■ **Your task**: Wherever "white" appears in a line, list that line.

■ **Supplied material**:

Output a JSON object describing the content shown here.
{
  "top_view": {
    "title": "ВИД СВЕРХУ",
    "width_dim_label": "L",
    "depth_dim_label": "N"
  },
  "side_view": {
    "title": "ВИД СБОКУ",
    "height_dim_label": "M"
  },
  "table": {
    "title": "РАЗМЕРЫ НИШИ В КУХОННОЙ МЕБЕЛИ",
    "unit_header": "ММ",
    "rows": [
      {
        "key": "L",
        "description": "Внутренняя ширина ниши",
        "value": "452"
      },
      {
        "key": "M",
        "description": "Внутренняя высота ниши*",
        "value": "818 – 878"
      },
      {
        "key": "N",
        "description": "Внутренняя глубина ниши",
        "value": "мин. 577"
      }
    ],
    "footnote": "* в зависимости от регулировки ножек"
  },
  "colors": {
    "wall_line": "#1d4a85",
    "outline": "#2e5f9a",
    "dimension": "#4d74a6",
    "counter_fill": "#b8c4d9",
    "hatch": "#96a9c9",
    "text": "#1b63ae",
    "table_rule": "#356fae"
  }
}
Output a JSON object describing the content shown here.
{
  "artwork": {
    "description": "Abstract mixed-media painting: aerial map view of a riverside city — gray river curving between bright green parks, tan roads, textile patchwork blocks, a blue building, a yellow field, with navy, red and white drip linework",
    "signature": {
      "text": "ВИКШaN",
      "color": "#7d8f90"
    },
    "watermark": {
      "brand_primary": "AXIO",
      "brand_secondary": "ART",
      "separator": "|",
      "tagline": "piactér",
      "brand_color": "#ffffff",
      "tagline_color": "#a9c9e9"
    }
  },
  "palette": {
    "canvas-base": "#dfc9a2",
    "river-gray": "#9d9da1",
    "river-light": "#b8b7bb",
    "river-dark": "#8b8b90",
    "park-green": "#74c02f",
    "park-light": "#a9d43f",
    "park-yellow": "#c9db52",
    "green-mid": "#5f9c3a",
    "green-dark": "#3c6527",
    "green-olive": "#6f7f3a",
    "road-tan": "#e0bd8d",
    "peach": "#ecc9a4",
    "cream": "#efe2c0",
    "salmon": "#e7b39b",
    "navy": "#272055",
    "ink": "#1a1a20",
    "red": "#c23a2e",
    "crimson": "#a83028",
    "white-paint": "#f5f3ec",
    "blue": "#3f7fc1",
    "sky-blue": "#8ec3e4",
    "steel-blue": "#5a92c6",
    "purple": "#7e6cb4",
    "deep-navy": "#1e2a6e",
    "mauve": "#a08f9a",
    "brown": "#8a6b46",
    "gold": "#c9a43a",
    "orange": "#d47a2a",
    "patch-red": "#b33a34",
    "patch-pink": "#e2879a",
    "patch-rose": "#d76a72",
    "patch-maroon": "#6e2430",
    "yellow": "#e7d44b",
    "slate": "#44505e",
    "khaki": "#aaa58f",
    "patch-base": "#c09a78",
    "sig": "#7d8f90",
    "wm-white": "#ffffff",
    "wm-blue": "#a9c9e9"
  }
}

■ **Solution below**:
    "description": "Abstract mixed-media painting: aerial map view of a riverside city — gray river curving between bright green parks, tan roads, textile patchwork blocks, a blue building, a yellow field, with navy, red and white drip linework",
    "white-paint": "#f5f3ec",
    "wm-white": "#ffffff",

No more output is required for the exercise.